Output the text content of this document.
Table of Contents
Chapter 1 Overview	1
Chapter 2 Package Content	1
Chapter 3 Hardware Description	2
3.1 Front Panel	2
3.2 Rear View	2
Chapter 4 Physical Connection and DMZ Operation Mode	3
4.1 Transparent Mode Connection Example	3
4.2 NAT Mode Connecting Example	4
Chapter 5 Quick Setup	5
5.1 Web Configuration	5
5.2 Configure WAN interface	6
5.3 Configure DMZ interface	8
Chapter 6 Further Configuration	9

○ ○ ○ ○

▶ **Aim of the task**
In the entries above, find each line with the word "Mode" and show it.

▶ **The output**
Chapter 4 Physical Connection and DMZ Operation Mode	3
4.1 Transparent Mode Connection Example	3
4.2 NAT Mode Connecting Example	4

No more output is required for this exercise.